** start **

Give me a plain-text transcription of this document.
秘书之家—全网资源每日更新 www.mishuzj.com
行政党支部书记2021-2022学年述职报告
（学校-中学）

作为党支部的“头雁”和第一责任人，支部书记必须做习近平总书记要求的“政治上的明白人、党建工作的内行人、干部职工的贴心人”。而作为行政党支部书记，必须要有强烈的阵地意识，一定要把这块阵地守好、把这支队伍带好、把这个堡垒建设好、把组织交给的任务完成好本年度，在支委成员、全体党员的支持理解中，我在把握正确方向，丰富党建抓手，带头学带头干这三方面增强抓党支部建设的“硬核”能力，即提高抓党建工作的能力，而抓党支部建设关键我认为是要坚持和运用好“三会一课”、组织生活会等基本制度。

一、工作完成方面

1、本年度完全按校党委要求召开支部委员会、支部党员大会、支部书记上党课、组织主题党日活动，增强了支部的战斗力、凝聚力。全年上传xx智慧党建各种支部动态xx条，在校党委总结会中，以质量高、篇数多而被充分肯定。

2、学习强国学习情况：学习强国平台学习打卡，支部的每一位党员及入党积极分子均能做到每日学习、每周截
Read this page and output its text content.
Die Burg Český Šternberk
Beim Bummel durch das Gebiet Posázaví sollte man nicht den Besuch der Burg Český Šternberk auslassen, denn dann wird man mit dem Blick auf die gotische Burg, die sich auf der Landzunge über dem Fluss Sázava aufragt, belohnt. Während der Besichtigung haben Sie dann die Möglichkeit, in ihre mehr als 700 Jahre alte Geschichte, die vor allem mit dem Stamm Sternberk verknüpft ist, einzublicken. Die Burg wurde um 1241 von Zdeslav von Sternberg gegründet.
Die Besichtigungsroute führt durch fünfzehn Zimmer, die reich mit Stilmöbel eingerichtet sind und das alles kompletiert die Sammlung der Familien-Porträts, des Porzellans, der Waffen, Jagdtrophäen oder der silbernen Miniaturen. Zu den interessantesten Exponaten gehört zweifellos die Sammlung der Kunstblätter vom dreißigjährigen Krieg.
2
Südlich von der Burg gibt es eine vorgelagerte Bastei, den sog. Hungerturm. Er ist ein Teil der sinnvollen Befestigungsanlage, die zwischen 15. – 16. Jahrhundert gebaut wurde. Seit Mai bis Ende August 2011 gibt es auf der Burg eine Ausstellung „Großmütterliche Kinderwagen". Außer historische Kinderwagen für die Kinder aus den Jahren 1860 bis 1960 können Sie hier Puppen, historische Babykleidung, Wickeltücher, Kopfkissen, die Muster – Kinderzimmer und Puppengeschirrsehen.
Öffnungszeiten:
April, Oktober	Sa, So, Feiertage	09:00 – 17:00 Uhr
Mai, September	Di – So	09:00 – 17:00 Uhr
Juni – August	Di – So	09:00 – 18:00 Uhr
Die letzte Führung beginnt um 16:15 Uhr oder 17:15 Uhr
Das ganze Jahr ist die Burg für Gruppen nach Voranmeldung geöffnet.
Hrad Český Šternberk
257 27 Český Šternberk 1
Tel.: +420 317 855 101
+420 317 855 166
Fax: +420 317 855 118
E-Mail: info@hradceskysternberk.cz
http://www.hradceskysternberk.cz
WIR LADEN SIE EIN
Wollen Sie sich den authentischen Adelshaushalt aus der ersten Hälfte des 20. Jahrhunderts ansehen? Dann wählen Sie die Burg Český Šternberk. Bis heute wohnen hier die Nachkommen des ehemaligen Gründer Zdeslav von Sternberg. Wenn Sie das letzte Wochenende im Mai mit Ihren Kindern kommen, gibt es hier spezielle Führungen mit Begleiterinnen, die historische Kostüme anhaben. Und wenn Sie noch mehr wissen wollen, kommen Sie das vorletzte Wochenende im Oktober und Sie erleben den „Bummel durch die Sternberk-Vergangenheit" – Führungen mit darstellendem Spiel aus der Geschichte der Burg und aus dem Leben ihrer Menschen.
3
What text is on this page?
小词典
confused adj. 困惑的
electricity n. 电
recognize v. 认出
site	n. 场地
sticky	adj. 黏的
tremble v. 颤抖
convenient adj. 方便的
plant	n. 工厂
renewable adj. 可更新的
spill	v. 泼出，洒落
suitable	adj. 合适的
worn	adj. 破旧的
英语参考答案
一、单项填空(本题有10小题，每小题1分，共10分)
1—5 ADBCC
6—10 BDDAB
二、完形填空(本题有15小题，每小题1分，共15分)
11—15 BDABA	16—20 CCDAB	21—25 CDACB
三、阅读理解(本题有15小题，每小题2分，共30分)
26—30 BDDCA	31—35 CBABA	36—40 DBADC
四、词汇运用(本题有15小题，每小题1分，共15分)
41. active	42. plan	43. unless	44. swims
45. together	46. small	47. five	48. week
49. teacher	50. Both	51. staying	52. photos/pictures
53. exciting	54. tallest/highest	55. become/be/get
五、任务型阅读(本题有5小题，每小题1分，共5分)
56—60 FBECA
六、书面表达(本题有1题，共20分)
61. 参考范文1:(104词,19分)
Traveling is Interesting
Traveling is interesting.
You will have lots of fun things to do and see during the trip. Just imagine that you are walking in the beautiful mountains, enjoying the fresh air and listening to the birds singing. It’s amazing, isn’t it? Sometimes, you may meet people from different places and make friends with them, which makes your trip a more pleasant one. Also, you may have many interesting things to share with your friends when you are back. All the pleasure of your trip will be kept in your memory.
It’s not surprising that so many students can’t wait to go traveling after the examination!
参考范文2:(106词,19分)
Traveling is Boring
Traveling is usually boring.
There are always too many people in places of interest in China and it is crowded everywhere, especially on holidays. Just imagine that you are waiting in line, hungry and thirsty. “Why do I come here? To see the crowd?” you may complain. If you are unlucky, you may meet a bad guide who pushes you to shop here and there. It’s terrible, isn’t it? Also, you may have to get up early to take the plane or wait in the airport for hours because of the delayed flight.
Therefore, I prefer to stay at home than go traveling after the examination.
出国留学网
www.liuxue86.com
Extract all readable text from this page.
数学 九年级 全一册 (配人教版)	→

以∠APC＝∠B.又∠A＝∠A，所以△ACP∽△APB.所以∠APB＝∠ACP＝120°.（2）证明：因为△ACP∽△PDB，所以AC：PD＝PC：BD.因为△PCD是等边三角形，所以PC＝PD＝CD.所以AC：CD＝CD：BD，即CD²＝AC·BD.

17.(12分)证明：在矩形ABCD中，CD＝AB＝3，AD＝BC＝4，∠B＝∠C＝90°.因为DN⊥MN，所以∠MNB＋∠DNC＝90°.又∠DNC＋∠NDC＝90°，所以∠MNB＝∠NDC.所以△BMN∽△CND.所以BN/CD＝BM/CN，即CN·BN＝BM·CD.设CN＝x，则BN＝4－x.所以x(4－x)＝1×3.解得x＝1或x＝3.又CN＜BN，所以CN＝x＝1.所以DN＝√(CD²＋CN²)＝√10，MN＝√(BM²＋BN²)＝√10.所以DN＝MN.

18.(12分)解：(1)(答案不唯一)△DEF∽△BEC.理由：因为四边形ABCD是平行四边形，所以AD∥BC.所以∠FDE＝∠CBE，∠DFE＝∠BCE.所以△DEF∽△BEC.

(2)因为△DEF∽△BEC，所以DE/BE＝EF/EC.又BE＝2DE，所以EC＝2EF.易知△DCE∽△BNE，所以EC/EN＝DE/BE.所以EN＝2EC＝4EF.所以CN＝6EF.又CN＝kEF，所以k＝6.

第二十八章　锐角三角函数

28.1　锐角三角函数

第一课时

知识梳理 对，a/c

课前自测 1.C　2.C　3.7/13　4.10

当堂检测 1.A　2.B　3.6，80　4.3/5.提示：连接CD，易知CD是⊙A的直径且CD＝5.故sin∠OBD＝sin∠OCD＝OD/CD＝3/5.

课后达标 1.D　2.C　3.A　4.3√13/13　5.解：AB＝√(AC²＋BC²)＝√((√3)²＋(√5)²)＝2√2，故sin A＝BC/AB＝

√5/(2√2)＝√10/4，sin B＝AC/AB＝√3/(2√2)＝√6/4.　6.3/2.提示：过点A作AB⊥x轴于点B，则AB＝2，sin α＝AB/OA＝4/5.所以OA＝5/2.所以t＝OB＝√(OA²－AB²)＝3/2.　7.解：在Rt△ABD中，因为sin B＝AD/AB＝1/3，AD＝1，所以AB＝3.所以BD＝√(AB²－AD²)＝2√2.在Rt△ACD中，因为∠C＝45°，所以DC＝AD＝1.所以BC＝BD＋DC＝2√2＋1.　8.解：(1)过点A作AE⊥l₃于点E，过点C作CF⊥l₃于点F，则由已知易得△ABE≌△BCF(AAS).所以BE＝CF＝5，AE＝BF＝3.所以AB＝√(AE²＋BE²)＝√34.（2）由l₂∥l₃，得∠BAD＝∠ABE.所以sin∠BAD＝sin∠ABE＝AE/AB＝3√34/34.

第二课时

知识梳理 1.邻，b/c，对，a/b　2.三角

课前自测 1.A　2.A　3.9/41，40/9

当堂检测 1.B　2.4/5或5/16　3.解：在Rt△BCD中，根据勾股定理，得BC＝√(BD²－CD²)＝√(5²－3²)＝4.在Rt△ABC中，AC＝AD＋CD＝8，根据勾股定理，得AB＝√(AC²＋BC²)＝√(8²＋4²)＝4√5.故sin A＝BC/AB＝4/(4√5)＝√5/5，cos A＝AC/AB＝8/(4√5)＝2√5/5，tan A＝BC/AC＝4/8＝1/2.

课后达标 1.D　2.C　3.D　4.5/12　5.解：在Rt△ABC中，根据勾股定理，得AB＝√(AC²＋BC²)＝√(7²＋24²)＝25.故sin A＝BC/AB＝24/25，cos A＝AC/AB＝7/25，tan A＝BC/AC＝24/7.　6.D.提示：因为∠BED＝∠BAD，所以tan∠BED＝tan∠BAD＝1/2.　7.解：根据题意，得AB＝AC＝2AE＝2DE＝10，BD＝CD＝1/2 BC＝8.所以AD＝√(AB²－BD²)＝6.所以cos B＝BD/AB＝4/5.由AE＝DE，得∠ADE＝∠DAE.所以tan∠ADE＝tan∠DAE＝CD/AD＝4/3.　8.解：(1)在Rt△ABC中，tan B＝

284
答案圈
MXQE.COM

** end **

§ **Given instruction**:
Of the lines in the material, how many contain the word "hradceskysternberk"? Reply with the number and nothing else.

§ **Problem solution**:
2